## Goal of the exercise
Could you output each line of the data that follows exactly?
start Data for this task
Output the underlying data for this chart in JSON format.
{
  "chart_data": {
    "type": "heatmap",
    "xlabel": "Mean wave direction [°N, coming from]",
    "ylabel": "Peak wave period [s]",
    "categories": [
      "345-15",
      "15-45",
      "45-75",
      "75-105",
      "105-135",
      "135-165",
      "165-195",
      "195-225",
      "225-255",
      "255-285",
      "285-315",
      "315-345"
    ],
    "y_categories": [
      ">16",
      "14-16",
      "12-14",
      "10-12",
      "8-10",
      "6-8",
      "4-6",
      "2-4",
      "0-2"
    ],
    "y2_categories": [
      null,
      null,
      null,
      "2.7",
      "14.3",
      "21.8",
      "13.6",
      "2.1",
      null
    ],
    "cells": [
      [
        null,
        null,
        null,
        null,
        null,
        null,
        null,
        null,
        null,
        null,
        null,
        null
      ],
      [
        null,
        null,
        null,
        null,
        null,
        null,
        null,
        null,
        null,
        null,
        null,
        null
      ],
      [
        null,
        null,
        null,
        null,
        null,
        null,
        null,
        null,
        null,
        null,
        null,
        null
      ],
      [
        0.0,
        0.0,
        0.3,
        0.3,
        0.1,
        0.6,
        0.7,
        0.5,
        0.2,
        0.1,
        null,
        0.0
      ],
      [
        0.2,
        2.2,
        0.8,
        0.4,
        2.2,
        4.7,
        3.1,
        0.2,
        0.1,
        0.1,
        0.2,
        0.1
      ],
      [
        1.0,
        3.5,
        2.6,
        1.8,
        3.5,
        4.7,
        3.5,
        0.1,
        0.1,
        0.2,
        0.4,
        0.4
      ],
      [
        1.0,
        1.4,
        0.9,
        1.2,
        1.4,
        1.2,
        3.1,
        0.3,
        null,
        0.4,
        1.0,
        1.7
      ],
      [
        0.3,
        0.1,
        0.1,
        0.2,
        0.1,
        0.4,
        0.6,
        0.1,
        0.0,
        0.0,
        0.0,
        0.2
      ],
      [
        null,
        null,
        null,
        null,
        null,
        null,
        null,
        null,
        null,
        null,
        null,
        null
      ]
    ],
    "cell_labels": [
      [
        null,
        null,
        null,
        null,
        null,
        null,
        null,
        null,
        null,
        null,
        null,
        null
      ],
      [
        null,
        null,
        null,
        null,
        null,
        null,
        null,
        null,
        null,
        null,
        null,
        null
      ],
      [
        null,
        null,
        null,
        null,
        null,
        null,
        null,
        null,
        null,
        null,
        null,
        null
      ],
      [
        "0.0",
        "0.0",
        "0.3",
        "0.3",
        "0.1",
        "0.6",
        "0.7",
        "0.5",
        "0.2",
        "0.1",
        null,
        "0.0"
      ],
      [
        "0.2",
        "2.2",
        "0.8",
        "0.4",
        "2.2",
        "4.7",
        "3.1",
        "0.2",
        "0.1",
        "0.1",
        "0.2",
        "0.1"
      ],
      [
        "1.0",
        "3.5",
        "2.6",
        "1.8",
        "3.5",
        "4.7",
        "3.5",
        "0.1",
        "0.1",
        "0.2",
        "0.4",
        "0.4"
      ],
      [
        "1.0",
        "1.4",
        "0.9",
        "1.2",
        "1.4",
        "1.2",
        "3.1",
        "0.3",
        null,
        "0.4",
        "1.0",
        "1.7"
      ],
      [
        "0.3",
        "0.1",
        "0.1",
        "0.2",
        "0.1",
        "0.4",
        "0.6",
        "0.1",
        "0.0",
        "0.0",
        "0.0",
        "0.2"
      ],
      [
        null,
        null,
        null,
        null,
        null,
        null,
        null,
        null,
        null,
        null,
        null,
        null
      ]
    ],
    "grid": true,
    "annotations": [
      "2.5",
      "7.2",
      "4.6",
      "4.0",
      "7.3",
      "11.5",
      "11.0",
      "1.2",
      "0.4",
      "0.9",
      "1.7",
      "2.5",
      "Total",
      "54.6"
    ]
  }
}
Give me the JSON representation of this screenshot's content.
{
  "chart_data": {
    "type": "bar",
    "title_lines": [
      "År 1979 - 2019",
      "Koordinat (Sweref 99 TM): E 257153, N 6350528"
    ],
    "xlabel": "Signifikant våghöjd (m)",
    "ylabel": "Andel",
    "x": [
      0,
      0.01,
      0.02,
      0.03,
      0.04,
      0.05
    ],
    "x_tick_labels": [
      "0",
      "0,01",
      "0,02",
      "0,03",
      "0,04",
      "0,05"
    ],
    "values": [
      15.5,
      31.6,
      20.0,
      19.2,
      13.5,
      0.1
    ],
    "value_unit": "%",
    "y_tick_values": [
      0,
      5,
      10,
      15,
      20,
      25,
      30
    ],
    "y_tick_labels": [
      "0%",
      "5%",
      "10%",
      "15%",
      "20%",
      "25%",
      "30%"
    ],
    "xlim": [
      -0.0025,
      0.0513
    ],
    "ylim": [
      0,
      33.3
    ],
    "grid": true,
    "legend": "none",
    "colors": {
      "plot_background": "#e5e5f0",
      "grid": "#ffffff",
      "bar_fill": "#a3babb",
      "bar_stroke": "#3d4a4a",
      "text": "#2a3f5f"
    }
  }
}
end Data for this task
## Expected output
Output the underlying data for this chart in JSON format.
{
  "chart_data": {
    "type": "heatmap",
    "xlabel": "Mean wave direction [°N, coming from]",
    "ylabel": "Peak wave period [s]",
    "categories": [
      "345-15",
      "15-45",
      "45-75",
      "75-105",
      "105-135",
      "135-165",
      "165-195",
      "195-225",
      "225-255",
      "255-285",
      "285-315",
      "315-345"
    ],
    "y_categories": [
      ">16",
      "14-16",
      "12-14",
      "10-12",
      "8-10",
      "6-8",
      "4-6",
      "2-4",
      "0-2"
    ],
    "y2_categories": [
      null,
      null,
      null,
      "2.7",
      "14.3",
      "21.8",
      "13.6",
      "2.1",
      null
    ],
    "cells": [
      [
        null,
        null,
        null,
        null,
        null,
        null,
        null,
        null,
        null,
        null,
        null,
        null
      ],
      [
        null,
        null,
        null,
        null,
        null,
        null,
        null,
        null,
        null,
        null,
        null,
        null
      ],
      [
        null,
        null,
        null,
        null,
        null,
        null,
        null,
        null,
        null,
        null,
        null,
        null
      ],
      [
        0.0,
        0.0,
        0.3,
        0.3,
        0.1,
        0.6,
        0.7,
        0.5,
        0.2,
        0.1,
        null,
        0.0
      ],
      [
        0.2,
        2.2,
        0.8,
        0.4,
        2.2,
        4.7,
        3.1,
        0.2,
        0.1,
        0.1,
        0.2,
        0.1
      ],
      [
        1.0,
        3.5,
        2.6,
        1.8,
        3.5,
        4.7,
        3.5,
        0.1,
        0.1,
        0.2,
        0.4,
        0.4
      ],
      [
        1.0,
        1.4,
        0.9,
        1.2,
        1.4,
        1.2,
        3.1,
        0.3,
        null,
        0.4,
        1.0,
        1.7
      ],
      [
        0.3,
        0.1,
        0.1,
        0.2,
        0.1,
        0.4,
        0.6,
        0.1,
        0.0,
        0.0,
        0.0,
        0.2
      ],
      [
        null,
        null,
        null,
        null,
        null,
        null,
        null,
        null,
        null,
        null,
        null,
        null
      ]
    ],
    "cell_labels": [
      [
        null,
        null,
        null,
        null,
        null,
        null,
        null,
        null,
        null,
        null,
        null,
        null
      ],
      [
        null,
        null,
        null,
        null,
        null,
        null,
        null,
        null,
        null,
        null,
        null,
        null
      ],
      [
        null,
        null,
        null,
        null,
        null,
        null,
        null,
        null,
        null,
        null,
        null,
        null
      ],
      [
        "0.0",
        "0.0",
        "0.3",
        "0.3",
        "0.1",
        "0.6",
        "0.7",
        "0.5",
        "0.2",
        "0.1",
        null,
        "0.0"
      ],
      [
        "0.2",
        "2.2",
        "0.8",
        "0.4",
        "2.2",
        "4.7",
        "3.1",
        "0.2",
        "0.1",
        "0.1",
        "0.2",
        "0.1"
      ],
      [
        "1.0",
        "3.5",
        "2.6",
        "1.8",
        "3.5",
        "4.7",
        "3.5",
        "0.1",
        "0.1",
        "0.2",
        "0.4",
        "0.4"
      ],
      [
        "1.0",
        "1.4",
        "0.9",
        "1.2",
        "1.4",
        "1.2",
        "3.1",
        "0.3",
        null,
        "0.4",
        "1.0",
        "1.7"
      ],
      [
        "0.3",
        "0.1",
        "0.1",
        "0.2",
        "0.1",
        "0.4",
        "0.6",
        "0.1",
        "0.0",
        "0.0",
        "0.0",
        "0.2"
      ],
      [
        null,
        null,
        null,
        null,
        null,
        null,
        null,
        null,
        null,
        null,
        null,
        null
      ]
    ],
    "grid": true,
    "annotations": [
      "2.5",
      "7.2",
      "4.6",
      "4.0",
      "7.3",
      "11.5",
      "11.0",
      "1.2",
      "0.4",
      "0.9",
      "1.7",
      "2.5",
      "Total",
      "54.6"
    ]
  }
}
Give me the JSON representation of this screenshot's content.
{
  "chart_data": {
    "type": "bar",
    "title_lines": [
      "År 1979 - 2019",
      "Koordinat (Sweref 99 TM): E 257153, N 6350528"
    ],
    "xlabel": "Signifikant våghöjd (m)",
    "ylabel": "Andel",
    "x": [
      0,
      0.01,
      0.02,
      0.03,
      0.04,
      0.05
    ],
    "x_tick_labels": [
      "0",
      "0,01",
      "0,02",
      "0,03",
      "0,04",
      "0,05"
    ],
    "values": [
      15.5,
      31.6,
      20.0,
      19.2,
      13.5,
      0.1
    ],
    "value_unit": "%",
    "y_tick_values": [
      0,
      5,
      10,
      15,
      20,
      25,
      30
    ],
    "y_tick_labels": [
      "0%",
      "5%",
      "10%",
      "15%",
      "20%",
      "25%",
      "30%"
    ],
    "xlim": [
      -0.0025,
      0.0513
    ],
    "ylim": [
      0,
      33.3
    ],
    "grid": true,
    "legend": "none",
    "colors": {
      "plot_background": "#e5e5f0",
      "grid": "#ffffff",
      "bar_fill": "#a3babb",
      "bar_stroke": "#3d4a4a",
      "text": "#2a3f5f"
    }
  }
}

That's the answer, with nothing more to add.